EXTRACTED DATA:
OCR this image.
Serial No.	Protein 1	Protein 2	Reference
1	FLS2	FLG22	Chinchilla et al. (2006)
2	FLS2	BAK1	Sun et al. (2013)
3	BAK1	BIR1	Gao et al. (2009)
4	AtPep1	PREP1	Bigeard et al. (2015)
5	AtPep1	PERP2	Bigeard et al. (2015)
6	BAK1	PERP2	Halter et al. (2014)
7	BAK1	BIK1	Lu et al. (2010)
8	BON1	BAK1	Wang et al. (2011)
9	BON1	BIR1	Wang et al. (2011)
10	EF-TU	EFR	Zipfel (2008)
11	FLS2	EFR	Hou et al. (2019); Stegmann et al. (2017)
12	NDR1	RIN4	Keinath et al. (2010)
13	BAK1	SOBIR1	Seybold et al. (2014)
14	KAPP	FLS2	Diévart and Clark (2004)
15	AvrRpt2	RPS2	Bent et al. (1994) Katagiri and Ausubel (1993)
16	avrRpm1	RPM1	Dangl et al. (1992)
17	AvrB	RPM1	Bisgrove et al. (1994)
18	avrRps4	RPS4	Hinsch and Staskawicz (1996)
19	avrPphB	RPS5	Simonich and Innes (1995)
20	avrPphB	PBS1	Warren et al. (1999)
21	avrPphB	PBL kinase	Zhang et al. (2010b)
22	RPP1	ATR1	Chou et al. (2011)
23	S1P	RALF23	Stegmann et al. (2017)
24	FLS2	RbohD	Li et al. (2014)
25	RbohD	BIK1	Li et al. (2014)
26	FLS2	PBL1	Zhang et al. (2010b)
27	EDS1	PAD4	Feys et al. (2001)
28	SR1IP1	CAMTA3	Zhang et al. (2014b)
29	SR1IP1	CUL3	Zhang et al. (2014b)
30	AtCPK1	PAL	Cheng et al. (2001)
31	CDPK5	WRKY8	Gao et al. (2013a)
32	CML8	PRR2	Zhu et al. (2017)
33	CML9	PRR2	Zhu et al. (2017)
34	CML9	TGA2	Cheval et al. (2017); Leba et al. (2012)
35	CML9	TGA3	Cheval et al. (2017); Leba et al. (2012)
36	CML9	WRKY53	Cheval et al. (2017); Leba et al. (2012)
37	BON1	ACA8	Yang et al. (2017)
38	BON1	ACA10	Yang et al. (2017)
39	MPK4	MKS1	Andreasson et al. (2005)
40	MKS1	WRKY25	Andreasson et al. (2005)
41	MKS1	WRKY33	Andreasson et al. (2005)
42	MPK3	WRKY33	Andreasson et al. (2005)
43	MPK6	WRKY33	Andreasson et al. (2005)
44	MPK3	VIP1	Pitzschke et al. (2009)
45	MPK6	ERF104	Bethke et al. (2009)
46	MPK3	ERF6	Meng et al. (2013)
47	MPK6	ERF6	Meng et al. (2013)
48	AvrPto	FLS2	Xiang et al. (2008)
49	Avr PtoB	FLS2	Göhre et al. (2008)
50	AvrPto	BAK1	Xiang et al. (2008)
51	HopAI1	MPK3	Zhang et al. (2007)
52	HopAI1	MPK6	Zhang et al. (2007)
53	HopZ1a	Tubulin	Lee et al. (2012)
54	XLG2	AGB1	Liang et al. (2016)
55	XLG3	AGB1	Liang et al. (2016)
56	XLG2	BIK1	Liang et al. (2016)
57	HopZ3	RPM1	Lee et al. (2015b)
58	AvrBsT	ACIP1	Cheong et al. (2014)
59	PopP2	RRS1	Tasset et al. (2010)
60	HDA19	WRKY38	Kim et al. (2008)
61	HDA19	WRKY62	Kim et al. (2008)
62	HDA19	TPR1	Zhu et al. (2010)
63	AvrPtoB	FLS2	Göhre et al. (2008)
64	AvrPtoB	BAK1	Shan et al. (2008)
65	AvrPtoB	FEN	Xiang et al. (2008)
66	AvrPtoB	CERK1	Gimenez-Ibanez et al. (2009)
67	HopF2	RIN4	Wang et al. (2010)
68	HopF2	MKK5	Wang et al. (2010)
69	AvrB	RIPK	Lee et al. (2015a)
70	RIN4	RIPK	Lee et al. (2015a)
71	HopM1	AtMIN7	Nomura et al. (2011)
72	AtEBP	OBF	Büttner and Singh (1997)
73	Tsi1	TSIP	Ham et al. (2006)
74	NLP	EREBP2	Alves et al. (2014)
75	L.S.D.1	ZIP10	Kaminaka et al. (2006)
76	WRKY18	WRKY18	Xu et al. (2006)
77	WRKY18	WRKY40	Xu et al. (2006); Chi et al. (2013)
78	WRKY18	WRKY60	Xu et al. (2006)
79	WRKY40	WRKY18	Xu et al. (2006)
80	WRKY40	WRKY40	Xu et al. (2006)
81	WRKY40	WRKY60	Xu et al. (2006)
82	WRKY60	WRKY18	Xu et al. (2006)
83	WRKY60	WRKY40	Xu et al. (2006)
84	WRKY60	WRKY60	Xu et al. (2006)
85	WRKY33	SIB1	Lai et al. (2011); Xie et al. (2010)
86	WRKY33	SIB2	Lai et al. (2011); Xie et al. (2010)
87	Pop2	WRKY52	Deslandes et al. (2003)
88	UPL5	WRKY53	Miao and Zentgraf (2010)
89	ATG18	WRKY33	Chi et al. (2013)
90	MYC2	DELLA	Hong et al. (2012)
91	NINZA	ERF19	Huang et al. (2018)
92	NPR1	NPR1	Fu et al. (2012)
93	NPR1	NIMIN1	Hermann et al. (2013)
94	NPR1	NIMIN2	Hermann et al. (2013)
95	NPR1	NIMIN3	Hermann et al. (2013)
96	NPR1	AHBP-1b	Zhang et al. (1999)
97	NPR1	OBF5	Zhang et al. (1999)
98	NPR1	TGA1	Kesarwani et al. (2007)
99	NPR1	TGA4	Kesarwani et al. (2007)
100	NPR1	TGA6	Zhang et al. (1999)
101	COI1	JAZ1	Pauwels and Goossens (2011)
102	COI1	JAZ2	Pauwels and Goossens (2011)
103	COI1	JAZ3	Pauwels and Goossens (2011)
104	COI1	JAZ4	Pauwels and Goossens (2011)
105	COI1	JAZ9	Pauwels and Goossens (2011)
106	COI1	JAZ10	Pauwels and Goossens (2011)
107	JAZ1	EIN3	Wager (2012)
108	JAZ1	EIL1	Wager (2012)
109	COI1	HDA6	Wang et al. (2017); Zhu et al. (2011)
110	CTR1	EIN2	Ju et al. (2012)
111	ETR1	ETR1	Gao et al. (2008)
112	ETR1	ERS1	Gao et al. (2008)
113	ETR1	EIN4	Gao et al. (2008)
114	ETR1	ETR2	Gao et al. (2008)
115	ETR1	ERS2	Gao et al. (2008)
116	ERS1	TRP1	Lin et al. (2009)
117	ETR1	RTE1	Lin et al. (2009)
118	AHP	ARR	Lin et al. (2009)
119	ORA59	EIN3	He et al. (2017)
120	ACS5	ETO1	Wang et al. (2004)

WHAT THE TASK ASKS:
Show every line of the records above that contains the word "Wang".

WRITTEN SOLUTION:
8	BON1	BAK1	Wang et al. (2011)
9	BON1	BIR1	Wang et al. (2011)
67	HopF2	RIN4	Wang et al. (2010)
68	HopF2	MKK5	Wang et al. (2010)
109	COI1	HDA6	Wang et al. (2017); Zhu et al. (2011)
120	ACS5	ETO1	Wang et al. (2004)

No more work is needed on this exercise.